* _Data shown_:
<<<<

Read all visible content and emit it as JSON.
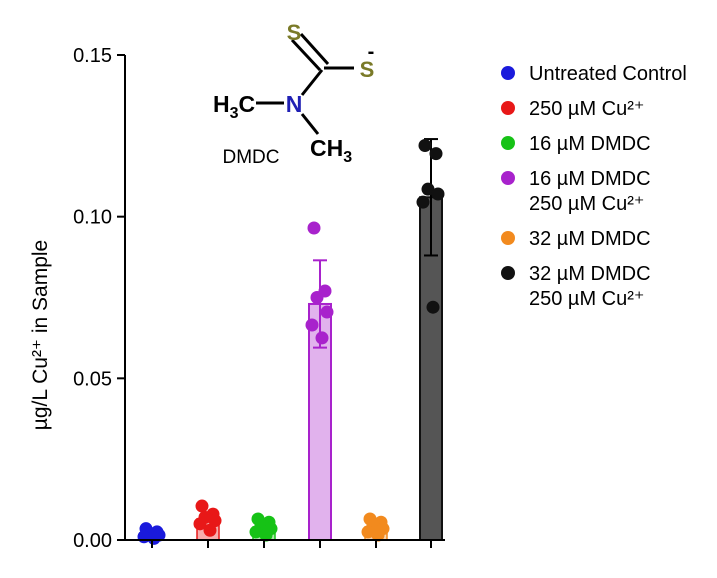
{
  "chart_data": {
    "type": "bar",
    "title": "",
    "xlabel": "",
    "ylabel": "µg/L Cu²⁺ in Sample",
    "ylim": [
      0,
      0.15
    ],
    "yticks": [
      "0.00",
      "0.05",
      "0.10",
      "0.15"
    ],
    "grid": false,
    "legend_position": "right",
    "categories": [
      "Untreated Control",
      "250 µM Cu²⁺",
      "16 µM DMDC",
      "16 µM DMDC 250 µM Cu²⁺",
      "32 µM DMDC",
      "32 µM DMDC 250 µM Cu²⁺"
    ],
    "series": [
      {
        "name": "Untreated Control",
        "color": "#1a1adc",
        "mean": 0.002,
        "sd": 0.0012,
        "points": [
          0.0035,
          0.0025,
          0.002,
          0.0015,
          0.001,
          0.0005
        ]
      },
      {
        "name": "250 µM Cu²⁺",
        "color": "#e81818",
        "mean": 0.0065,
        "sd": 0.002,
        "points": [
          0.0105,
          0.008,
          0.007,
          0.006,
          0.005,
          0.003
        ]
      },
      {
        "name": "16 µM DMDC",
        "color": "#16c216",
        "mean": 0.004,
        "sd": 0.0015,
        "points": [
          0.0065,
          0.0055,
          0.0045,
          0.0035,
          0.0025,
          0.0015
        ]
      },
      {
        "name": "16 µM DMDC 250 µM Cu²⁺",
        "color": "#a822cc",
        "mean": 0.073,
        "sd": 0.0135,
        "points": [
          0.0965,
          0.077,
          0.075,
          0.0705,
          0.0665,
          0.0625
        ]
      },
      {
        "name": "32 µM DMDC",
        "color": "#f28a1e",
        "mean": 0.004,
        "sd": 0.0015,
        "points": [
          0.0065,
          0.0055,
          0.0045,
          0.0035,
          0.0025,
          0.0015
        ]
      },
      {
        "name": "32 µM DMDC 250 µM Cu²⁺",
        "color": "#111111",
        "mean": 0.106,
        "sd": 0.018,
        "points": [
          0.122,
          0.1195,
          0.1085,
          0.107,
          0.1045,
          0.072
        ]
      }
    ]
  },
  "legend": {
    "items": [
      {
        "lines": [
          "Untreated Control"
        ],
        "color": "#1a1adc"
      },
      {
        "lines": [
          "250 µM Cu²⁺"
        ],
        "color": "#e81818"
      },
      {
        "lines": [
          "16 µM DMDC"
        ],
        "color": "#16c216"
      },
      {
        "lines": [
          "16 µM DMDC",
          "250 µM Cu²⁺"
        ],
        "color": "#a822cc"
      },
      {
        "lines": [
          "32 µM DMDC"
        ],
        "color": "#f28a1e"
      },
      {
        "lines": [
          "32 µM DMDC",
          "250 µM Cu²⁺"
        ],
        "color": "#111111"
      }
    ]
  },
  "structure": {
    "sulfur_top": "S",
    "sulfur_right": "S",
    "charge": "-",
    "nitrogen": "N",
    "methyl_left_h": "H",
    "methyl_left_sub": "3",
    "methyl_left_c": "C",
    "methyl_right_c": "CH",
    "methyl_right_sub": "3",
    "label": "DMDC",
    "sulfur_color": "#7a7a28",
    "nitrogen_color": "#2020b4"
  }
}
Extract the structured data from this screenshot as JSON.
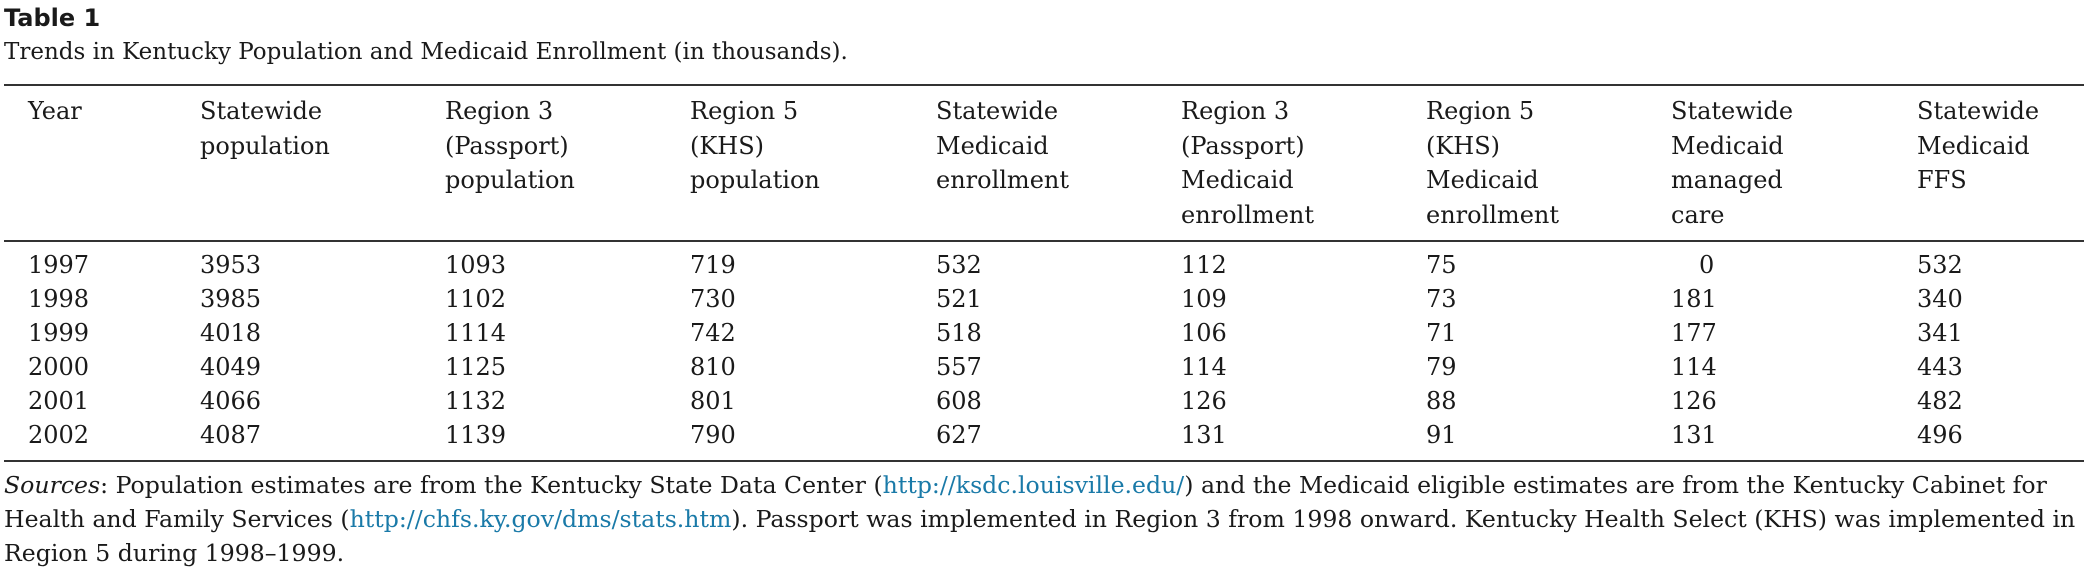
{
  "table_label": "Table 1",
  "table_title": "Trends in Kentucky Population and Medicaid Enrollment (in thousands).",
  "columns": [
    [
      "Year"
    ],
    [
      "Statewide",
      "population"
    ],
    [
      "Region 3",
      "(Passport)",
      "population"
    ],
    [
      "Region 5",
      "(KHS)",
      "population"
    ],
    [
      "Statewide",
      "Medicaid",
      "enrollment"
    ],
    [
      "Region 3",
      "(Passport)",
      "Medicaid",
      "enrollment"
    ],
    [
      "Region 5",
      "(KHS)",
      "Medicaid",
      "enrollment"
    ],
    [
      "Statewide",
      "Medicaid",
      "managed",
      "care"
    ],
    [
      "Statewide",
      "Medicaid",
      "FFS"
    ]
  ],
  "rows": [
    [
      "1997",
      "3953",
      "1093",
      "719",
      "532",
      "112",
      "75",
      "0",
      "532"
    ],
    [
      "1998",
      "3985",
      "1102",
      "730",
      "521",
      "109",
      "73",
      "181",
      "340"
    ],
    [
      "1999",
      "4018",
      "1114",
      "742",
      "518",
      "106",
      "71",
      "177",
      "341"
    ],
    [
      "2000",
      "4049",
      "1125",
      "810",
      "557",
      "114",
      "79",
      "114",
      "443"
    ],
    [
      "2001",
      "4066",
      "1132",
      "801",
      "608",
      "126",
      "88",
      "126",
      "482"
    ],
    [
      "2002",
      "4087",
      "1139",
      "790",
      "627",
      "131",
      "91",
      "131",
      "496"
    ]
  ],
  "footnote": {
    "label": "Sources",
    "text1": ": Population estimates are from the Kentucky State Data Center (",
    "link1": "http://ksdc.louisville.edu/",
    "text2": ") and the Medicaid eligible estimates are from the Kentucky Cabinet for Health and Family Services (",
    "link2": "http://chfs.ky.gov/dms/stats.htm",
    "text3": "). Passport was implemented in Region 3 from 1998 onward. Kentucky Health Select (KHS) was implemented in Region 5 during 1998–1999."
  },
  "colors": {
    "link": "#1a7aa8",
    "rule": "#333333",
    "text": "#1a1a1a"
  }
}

>>>>

* _Given problem_:
Restate the data above exactly, stripping out each image.

* _Answer for the task_:
Read all visible content and emit it as JSON.
{
  "chart_data": {
    "type": "bar",
    "title": "",
    "xlabel": "",
    "ylabel": "µg/L Cu²⁺ in Sample",
    "ylim": [
      0,
      0.15
    ],
    "yticks": [
      "0.00",
      "0.05",
      "0.10",
      "0.15"
    ],
    "grid": false,
    "legend_position": "right",
    "categories": [
      "Untreated Control",
      "250 µM Cu²⁺",
      "16 µM DMDC",
      "16 µM DMDC 250 µM Cu²⁺",
      "32 µM DMDC",
      "32 µM DMDC 250 µM Cu²⁺"
    ],
    "series": [
      {
        "name": "Untreated Control",
        "color": "#1a1adc",
        "mean": 0.002,
        "sd": 0.0012,
        "points": [
          0.0035,
          0.0025,
          0.002,
          0.0015,
          0.001,
          0.0005
        ]
      },
      {
        "name": "250 µM Cu²⁺",
        "color": "#e81818",
        "mean": 0.0065,
        "sd": 0.002,
        "points": [
          0.0105,
          0.008,
          0.007,
          0.006,
          0.005,
          0.003
        ]
      },
      {
        "name": "16 µM DMDC",
        "color": "#16c216",
        "mean": 0.004,
        "sd": 0.0015,
        "points": [
          0.0065,
          0.0055,
          0.0045,
          0.0035,
          0.0025,
          0.0015
        ]
      },
      {
        "name": "16 µM DMDC 250 µM Cu²⁺",
        "color": "#a822cc",
        "mean": 0.073,
        "sd": 0.0135,
        "points": [
          0.0965,
          0.077,
          0.075,
          0.0705,
          0.0665,
          0.0625
        ]
      },
      {
        "name": "32 µM DMDC",
        "color": "#f28a1e",
        "mean": 0.004,
        "sd": 0.0015,
        "points": [
          0.0065,
          0.0055,
          0.0045,
          0.0035,
          0.0025,
          0.0015
        ]
      },
      {
        "name": "32 µM DMDC 250 µM Cu²⁺",
        "color": "#111111",
        "mean": 0.106,
        "sd": 0.018,
        "points": [
          0.122,
          0.1195,
          0.1085,
          0.107,
          0.1045,
          0.072
        ]
      }
    ]
  },
  "legend": {
    "items": [
      {
        "lines": [
          "Untreated Control"
        ],
        "color": "#1a1adc"
      },
      {
        "lines": [
          "250 µM Cu²⁺"
        ],
        "color": "#e81818"
      },
      {
        "lines": [
          "16 µM DMDC"
        ],
        "color": "#16c216"
      },
      {
        "lines": [
          "16 µM DMDC",
          "250 µM Cu²⁺"
        ],
        "color": "#a822cc"
      },
      {
        "lines": [
          "32 µM DMDC"
        ],
        "color": "#f28a1e"
      },
      {
        "lines": [
          "32 µM DMDC",
          "250 µM Cu²⁺"
        ],
        "color": "#111111"
      }
    ]
  },
  "structure": {
    "sulfur_top": "S",
    "sulfur_right": "S",
    "charge": "-",
    "nitrogen": "N",
    "methyl_left_h": "H",
    "methyl_left_sub": "3",
    "methyl_left_c": "C",
    "methyl_right_c": "CH",
    "methyl_right_sub": "3",
    "label": "DMDC",
    "sulfur_color": "#7a7a28",
    "nitrogen_color": "#2020b4"
  }
}
Extract the structured data from this screenshot as JSON.
{
  "table_label": "Table 1",
  "table_title": "Trends in Kentucky Population and Medicaid Enrollment (in thousands).",
  "columns": [
    [
      "Year"
    ],
    [
      "Statewide",
      "population"
    ],
    [
      "Region 3",
      "(Passport)",
      "population"
    ],
    [
      "Region 5",
      "(KHS)",
      "population"
    ],
    [
      "Statewide",
      "Medicaid",
      "enrollment"
    ],
    [
      "Region 3",
      "(Passport)",
      "Medicaid",
      "enrollment"
    ],
    [
      "Region 5",
      "(KHS)",
      "Medicaid",
      "enrollment"
    ],
    [
      "Statewide",
      "Medicaid",
      "managed",
      "care"
    ],
    [
      "Statewide",
      "Medicaid",
      "FFS"
    ]
  ],
  "rows": [
    [
      "1997",
      "3953",
      "1093",
      "719",
      "532",
      "112",
      "75",
      "0",
      "532"
    ],
    [
      "1998",
      "3985",
      "1102",
      "730",
      "521",
      "109",
      "73",
      "181",
      "340"
    ],
    [
      "1999",
      "4018",
      "1114",
      "742",
      "518",
      "106",
      "71",
      "177",
      "341"
    ],
    [
      "2000",
      "4049",
      "1125",
      "810",
      "557",
      "114",
      "79",
      "114",
      "443"
    ],
    [
      "2001",
      "4066",
      "1132",
      "801",
      "608",
      "126",
      "88",
      "126",
      "482"
    ],
    [
      "2002",
      "4087",
      "1139",
      "790",
      "627",
      "131",
      "91",
      "131",
      "496"
    ]
  ],
  "footnote": {
    "label": "Sources",
    "text1": ": Population estimates are from the Kentucky State Data Center (",
    "link1": "http://ksdc.louisville.edu/",
    "text2": ") and the Medicaid eligible estimates are from the Kentucky Cabinet for Health and Family Services (",
    "link2": "http://chfs.ky.gov/dms/stats.htm",
    "text3": "). Passport was implemented in Region 3 from 1998 onward. Kentucky Health Select (KHS) was implemented in Region 5 during 1998–1999."
  },
  "colors": {
    "link": "#1a7aa8",
    "rule": "#333333",
    "text": "#1a1a1a"
  }
}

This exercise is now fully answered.